## DATA ENTRIES
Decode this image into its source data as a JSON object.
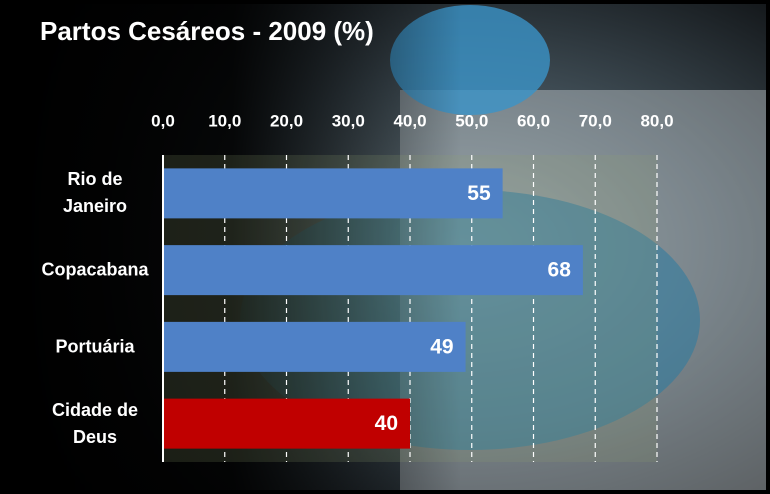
{
  "chart_data": {
    "type": "bar",
    "orientation": "horizontal",
    "title": "Partos Cesáreos - 2009 (%)",
    "categories": [
      "Rio de Janeiro",
      "Copacabana",
      "Portuária",
      "Cidade de Deus"
    ],
    "values": [
      55,
      68,
      49,
      40
    ],
    "colors": [
      "#4f81c7",
      "#4f81c7",
      "#4f81c7",
      "#c00000"
    ],
    "xlim": [
      0,
      80
    ],
    "xticks": [
      {
        "value": 0,
        "label": "0,0"
      },
      {
        "value": 10,
        "label": "10,0"
      },
      {
        "value": 20,
        "label": "20,0"
      },
      {
        "value": 30,
        "label": "30,0"
      },
      {
        "value": 40,
        "label": "40,0"
      },
      {
        "value": 50,
        "label": "50,0"
      },
      {
        "value": 60,
        "label": "60,0"
      },
      {
        "value": 70,
        "label": "70,0"
      },
      {
        "value": 80,
        "label": "80,0"
      }
    ],
    "grid": true
  }
}
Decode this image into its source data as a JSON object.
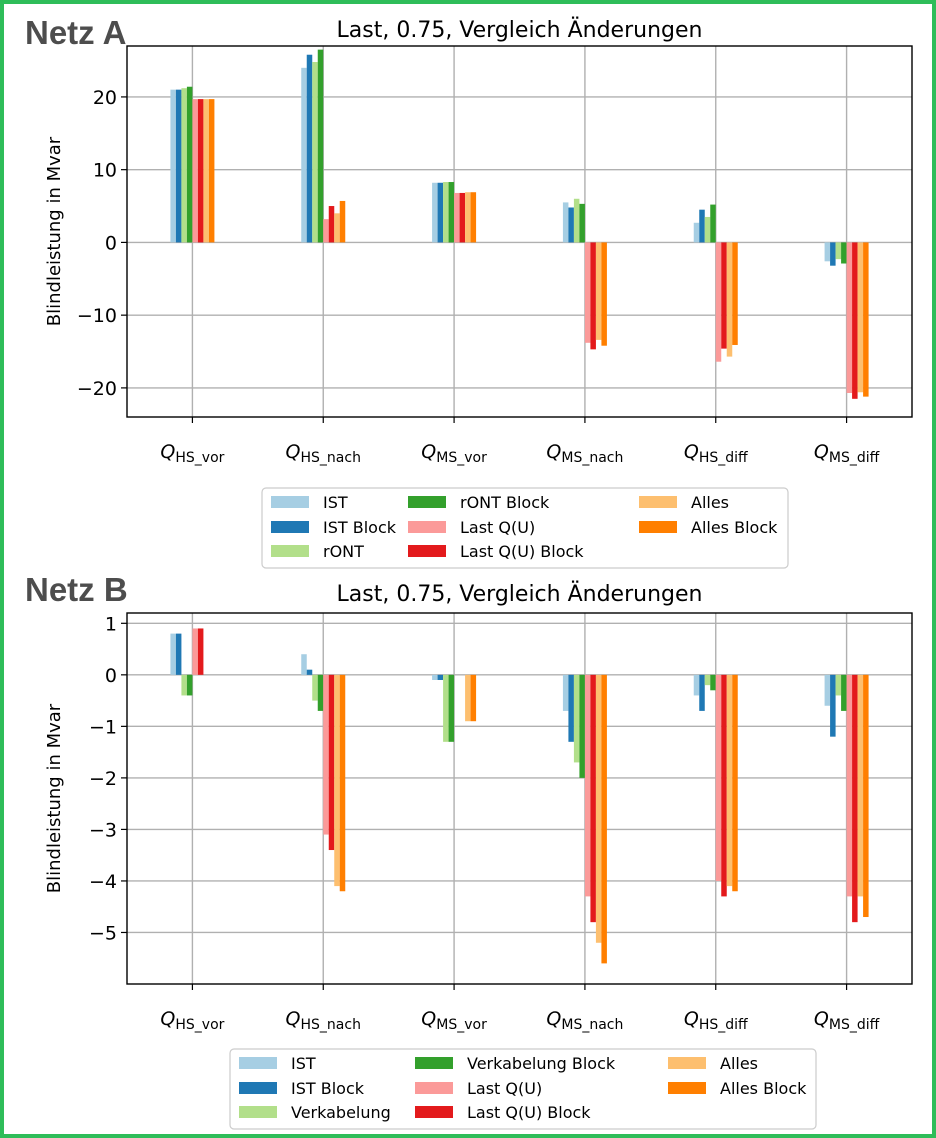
{
  "panels": [
    {
      "label": "Netz A"
    },
    {
      "label": "Netz B"
    }
  ],
  "colors": {
    "border": "#2ebd59",
    "series": [
      "#a6cee3",
      "#1f78b4",
      "#b2df8a",
      "#33a02c",
      "#fb9a99",
      "#e31a1c",
      "#fdbf6f",
      "#ff7f00"
    ]
  },
  "chart_data": [
    {
      "type": "bar",
      "title": "Last, 0.75, Vergleich Änderungen",
      "xlabel": "",
      "ylabel": "Blindleistung in Mvar",
      "ylim": [
        -24,
        27
      ],
      "yticks": [
        20,
        10,
        0,
        -10,
        -20
      ],
      "ytick_labels": [
        "20",
        "10",
        "0",
        "−10",
        "−20"
      ],
      "grid": true,
      "legend_position": "below",
      "categories": [
        {
          "main": "Q",
          "sub": "HS_vor"
        },
        {
          "main": "Q",
          "sub": "HS_nach"
        },
        {
          "main": "Q",
          "sub": "MS_vor"
        },
        {
          "main": "Q",
          "sub": "MS_nach"
        },
        {
          "main": "Q",
          "sub": "HS_diff"
        },
        {
          "main": "Q",
          "sub": "MS_diff"
        }
      ],
      "series": [
        {
          "name": "IST",
          "values": [
            21.0,
            24.0,
            8.2,
            5.5,
            2.7,
            -2.6
          ]
        },
        {
          "name": "IST Block",
          "values": [
            21.0,
            25.8,
            8.2,
            4.8,
            4.5,
            -3.2
          ]
        },
        {
          "name": "rONT",
          "values": [
            21.2,
            24.8,
            8.3,
            6.0,
            3.5,
            -2.3
          ]
        },
        {
          "name": "rONT Block",
          "values": [
            21.4,
            26.5,
            8.3,
            5.3,
            5.2,
            -2.9
          ]
        },
        {
          "name": "Last Q(U)",
          "values": [
            19.7,
            3.2,
            6.8,
            -13.8,
            -16.4,
            -20.7
          ]
        },
        {
          "name": "Last Q(U) Block",
          "values": [
            19.7,
            5.0,
            6.8,
            -14.7,
            -14.6,
            -21.5
          ]
        },
        {
          "name": "Alles",
          "values": [
            19.7,
            4.0,
            6.9,
            -13.4,
            -15.7,
            -20.6
          ]
        },
        {
          "name": "Alles Block",
          "values": [
            19.7,
            5.7,
            6.9,
            -14.2,
            -14.1,
            -21.2
          ]
        }
      ]
    },
    {
      "type": "bar",
      "title": "Last, 0.75, Vergleich Änderungen",
      "xlabel": "",
      "ylabel": "Blindleistung in Mvar",
      "ylim": [
        -6,
        1.2
      ],
      "yticks": [
        1,
        0,
        -1,
        -2,
        -3,
        -4,
        -5
      ],
      "ytick_labels": [
        "1",
        "0",
        "−1",
        "−2",
        "−3",
        "−4",
        "−5"
      ],
      "grid": true,
      "legend_position": "below",
      "categories": [
        {
          "main": "Q",
          "sub": "HS_vor"
        },
        {
          "main": "Q",
          "sub": "HS_nach"
        },
        {
          "main": "Q",
          "sub": "MS_vor"
        },
        {
          "main": "Q",
          "sub": "MS_nach"
        },
        {
          "main": "Q",
          "sub": "HS_diff"
        },
        {
          "main": "Q",
          "sub": "MS_diff"
        }
      ],
      "series": [
        {
          "name": "IST",
          "values": [
            0.8,
            0.4,
            -0.1,
            -0.7,
            -0.4,
            -0.6
          ]
        },
        {
          "name": "IST Block",
          "values": [
            0.8,
            0.1,
            -0.1,
            -1.3,
            -0.7,
            -1.2
          ]
        },
        {
          "name": "Verkabelung",
          "values": [
            -0.4,
            -0.5,
            -1.3,
            -1.7,
            -0.2,
            -0.4
          ]
        },
        {
          "name": "Verkabelung Block",
          "values": [
            -0.4,
            -0.7,
            -1.3,
            -2.0,
            -0.3,
            -0.7
          ]
        },
        {
          "name": "Last Q(U)",
          "values": [
            0.9,
            -3.1,
            0.0,
            -4.3,
            -4.0,
            -4.3
          ]
        },
        {
          "name": "Last Q(U) Block",
          "values": [
            0.9,
            -3.4,
            0.0,
            -4.8,
            -4.3,
            -4.8
          ]
        },
        {
          "name": "Alles",
          "values": [
            0.0,
            -4.1,
            -0.9,
            -5.2,
            -4.1,
            -4.3
          ]
        },
        {
          "name": "Alles Block",
          "values": [
            0.0,
            -4.2,
            -0.9,
            -5.6,
            -4.2,
            -4.7
          ]
        }
      ]
    }
  ]
}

## GIVEN INSTRUCTION
Copy the records above exactly. The pictures are not part of the copy.

## ANSWER BELOW
Decode this image into its source data as a JSON object.
{
  "chart_data": {
    "type": "bar",
    "orientation": "horizontal",
    "title": "Partos Cesáreos - 2009 (%)",
    "categories": [
      "Rio de Janeiro",
      "Copacabana",
      "Portuária",
      "Cidade de Deus"
    ],
    "values": [
      55,
      68,
      49,
      40
    ],
    "colors": [
      "#4f81c7",
      "#4f81c7",
      "#4f81c7",
      "#c00000"
    ],
    "xlim": [
      0,
      80
    ],
    "xticks": [
      {
        "value": 0,
        "label": "0,0"
      },
      {
        "value": 10,
        "label": "10,0"
      },
      {
        "value": 20,
        "label": "20,0"
      },
      {
        "value": 30,
        "label": "30,0"
      },
      {
        "value": 40,
        "label": "40,0"
      },
      {
        "value": 50,
        "label": "50,0"
      },
      {
        "value": 60,
        "label": "60,0"
      },
      {
        "value": 70,
        "label": "70,0"
      },
      {
        "value": 80,
        "label": "80,0"
      }
    ],
    "grid": true
  }
}
Decode this image into its source data as a JSON object.
{
  "panels": [
    {
      "label": "Netz A"
    },
    {
      "label": "Netz B"
    }
  ],
  "colors": {
    "border": "#2ebd59",
    "series": [
      "#a6cee3",
      "#1f78b4",
      "#b2df8a",
      "#33a02c",
      "#fb9a99",
      "#e31a1c",
      "#fdbf6f",
      "#ff7f00"
    ]
  },
  "chart_data": [
    {
      "type": "bar",
      "title": "Last, 0.75, Vergleich Änderungen",
      "xlabel": "",
      "ylabel": "Blindleistung in Mvar",
      "ylim": [
        -24,
        27
      ],
      "yticks": [
        20,
        10,
        0,
        -10,
        -20
      ],
      "ytick_labels": [
        "20",
        "10",
        "0",
        "−10",
        "−20"
      ],
      "grid": true,
      "legend_position": "below",
      "categories": [
        {
          "main": "Q",
          "sub": "HS_vor"
        },
        {
          "main": "Q",
          "sub": "HS_nach"
        },
        {
          "main": "Q",
          "sub": "MS_vor"
        },
        {
          "main": "Q",
          "sub": "MS_nach"
        },
        {
          "main": "Q",
          "sub": "HS_diff"
        },
        {
          "main": "Q",
          "sub": "MS_diff"
        }
      ],
      "series": [
        {
          "name": "IST",
          "values": [
            21.0,
            24.0,
            8.2,
            5.5,
            2.7,
            -2.6
          ]
        },
        {
          "name": "IST Block",
          "values": [
            21.0,
            25.8,
            8.2,
            4.8,
            4.5,
            -3.2
          ]
        },
        {
          "name": "rONT",
          "values": [
            21.2,
            24.8,
            8.3,
            6.0,
            3.5,
            -2.3
          ]
        },
        {
          "name": "rONT Block",
          "values": [
            21.4,
            26.5,
            8.3,
            5.3,
            5.2,
            -2.9
          ]
        },
        {
          "name": "Last Q(U)",
          "values": [
            19.7,
            3.2,
            6.8,
            -13.8,
            -16.4,
            -20.7
          ]
        },
        {
          "name": "Last Q(U) Block",
          "values": [
            19.7,
            5.0,
            6.8,
            -14.7,
            -14.6,
            -21.5
          ]
        },
        {
          "name": "Alles",
          "values": [
            19.7,
            4.0,
            6.9,
            -13.4,
            -15.7,
            -20.6
          ]
        },
        {
          "name": "Alles Block",
          "values": [
            19.7,
            5.7,
            6.9,
            -14.2,
            -14.1,
            -21.2
          ]
        }
      ]
    },
    {
      "type": "bar",
      "title": "Last, 0.75, Vergleich Änderungen",
      "xlabel": "",
      "ylabel": "Blindleistung in Mvar",
      "ylim": [
        -6,
        1.2
      ],
      "yticks": [
        1,
        0,
        -1,
        -2,
        -3,
        -4,
        -5
      ],
      "ytick_labels": [
        "1",
        "0",
        "−1",
        "−2",
        "−3",
        "−4",
        "−5"
      ],
      "grid": true,
      "legend_position": "below",
      "categories": [
        {
          "main": "Q",
          "sub": "HS_vor"
        },
        {
          "main": "Q",
          "sub": "HS_nach"
        },
        {
          "main": "Q",
          "sub": "MS_vor"
        },
        {
          "main": "Q",
          "sub": "MS_nach"
        },
        {
          "main": "Q",
          "sub": "HS_diff"
        },
        {
          "main": "Q",
          "sub": "MS_diff"
        }
      ],
      "series": [
        {
          "name": "IST",
          "values": [
            0.8,
            0.4,
            -0.1,
            -0.7,
            -0.4,
            -0.6
          ]
        },
        {
          "name": "IST Block",
          "values": [
            0.8,
            0.1,
            -0.1,
            -1.3,
            -0.7,
            -1.2
          ]
        },
        {
          "name": "Verkabelung",
          "values": [
            -0.4,
            -0.5,
            -1.3,
            -1.7,
            -0.2,
            -0.4
          ]
        },
        {
          "name": "Verkabelung Block",
          "values": [
            -0.4,
            -0.7,
            -1.3,
            -2.0,
            -0.3,
            -0.7
          ]
        },
        {
          "name": "Last Q(U)",
          "values": [
            0.9,
            -3.1,
            0.0,
            -4.3,
            -4.0,
            -4.3
          ]
        },
        {
          "name": "Last Q(U) Block",
          "values": [
            0.9,
            -3.4,
            0.0,
            -4.8,
            -4.3,
            -4.8
          ]
        },
        {
          "name": "Alles",
          "values": [
            0.0,
            -4.1,
            -0.9,
            -5.2,
            -4.1,
            -4.3
          ]
        },
        {
          "name": "Alles Block",
          "values": [
            0.0,
            -4.2,
            -0.9,
            -5.6,
            -4.2,
            -4.7
          ]
        }
      ]
    }
  ]
}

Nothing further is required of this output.